Data records:
▶

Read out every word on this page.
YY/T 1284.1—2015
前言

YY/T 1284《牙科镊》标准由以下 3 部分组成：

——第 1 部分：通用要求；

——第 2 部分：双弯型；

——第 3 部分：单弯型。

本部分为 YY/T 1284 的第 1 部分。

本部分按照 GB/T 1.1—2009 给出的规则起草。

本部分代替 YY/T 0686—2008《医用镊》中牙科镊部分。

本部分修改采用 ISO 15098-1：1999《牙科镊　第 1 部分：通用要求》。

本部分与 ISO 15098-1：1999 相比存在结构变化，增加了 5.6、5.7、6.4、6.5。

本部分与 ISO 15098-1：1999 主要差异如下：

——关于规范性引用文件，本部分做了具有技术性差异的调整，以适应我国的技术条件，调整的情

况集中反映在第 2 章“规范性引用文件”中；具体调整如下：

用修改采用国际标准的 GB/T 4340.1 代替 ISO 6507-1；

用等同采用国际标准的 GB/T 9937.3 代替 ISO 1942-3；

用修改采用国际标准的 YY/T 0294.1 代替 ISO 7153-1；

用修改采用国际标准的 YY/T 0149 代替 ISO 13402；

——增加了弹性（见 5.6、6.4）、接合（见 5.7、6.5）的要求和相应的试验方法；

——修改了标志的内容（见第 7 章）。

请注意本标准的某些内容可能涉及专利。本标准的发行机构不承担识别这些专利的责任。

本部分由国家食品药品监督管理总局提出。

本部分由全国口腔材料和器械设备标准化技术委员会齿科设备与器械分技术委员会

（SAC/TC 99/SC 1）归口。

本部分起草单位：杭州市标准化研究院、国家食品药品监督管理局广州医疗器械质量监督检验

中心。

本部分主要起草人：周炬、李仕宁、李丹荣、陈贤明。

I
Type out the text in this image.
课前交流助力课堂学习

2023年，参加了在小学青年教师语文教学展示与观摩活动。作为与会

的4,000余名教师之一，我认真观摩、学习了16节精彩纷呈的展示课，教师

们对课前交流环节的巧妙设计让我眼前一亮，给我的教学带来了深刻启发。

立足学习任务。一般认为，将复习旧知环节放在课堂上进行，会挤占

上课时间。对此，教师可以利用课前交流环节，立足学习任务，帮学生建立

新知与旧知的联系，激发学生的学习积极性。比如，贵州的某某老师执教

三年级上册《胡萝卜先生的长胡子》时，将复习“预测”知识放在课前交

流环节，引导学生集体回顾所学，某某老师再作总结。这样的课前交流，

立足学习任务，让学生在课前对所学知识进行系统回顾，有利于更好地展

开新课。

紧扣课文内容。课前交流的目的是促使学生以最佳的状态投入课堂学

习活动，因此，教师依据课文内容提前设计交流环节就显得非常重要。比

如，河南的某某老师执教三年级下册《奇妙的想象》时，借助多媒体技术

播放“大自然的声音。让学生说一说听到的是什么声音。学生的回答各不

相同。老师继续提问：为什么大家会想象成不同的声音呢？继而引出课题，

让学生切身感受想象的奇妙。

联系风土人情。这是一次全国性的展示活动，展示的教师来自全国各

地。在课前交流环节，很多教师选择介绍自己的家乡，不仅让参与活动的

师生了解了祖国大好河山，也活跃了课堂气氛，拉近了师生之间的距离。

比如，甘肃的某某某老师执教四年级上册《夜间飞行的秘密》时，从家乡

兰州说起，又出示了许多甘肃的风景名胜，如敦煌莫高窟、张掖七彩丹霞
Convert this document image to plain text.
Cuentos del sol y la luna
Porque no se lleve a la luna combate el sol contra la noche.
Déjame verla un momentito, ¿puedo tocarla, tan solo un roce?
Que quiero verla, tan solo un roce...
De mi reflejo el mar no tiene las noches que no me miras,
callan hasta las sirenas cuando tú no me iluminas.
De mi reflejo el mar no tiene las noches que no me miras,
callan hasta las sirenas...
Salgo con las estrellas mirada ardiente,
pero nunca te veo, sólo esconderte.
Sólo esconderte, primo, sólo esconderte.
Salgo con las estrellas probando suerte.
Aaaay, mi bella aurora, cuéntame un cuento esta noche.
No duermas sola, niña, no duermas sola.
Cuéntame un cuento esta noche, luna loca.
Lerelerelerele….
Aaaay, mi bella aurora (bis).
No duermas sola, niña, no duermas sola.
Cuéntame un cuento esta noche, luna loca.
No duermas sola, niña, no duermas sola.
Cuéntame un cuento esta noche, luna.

◀

Given exercise: Pull out every line from the one with "Convert this document image to plain text." to the end of the listing, and output only those.

Right answer:
Convert this document image to plain text.
Cuentos del sol y la luna
Porque no se lleve a la luna combate el sol contra la noche.
Déjame verla un momentito, ¿puedo tocarla, tan solo un roce?
Que quiero verla, tan solo un roce...
De mi reflejo el mar no tiene las noches que no me miras,
callan hasta las sirenas cuando tú no me iluminas.
De mi reflejo el mar no tiene las noches que no me miras,
callan hasta las sirenas...
Salgo con las estrellas mirada ardiente,
pero nunca te veo, sólo esconderte.
Sólo esconderte, primo, sólo esconderte.
Salgo con las estrellas probando suerte.
Aaaay, mi bella aurora, cuéntame un cuento esta noche.
No duermas sola, niña, no duermas sola.
Cuéntame un cuento esta noche, luna loca.
Lerelerelerele….
Aaaay, mi bella aurora (bis).
No duermas sola, niña, no duermas sola.
Cuéntame un cuento esta noche, luna loca.
No duermas sola, niña, no duermas sola.
Cuéntame un cuento esta noche, luna.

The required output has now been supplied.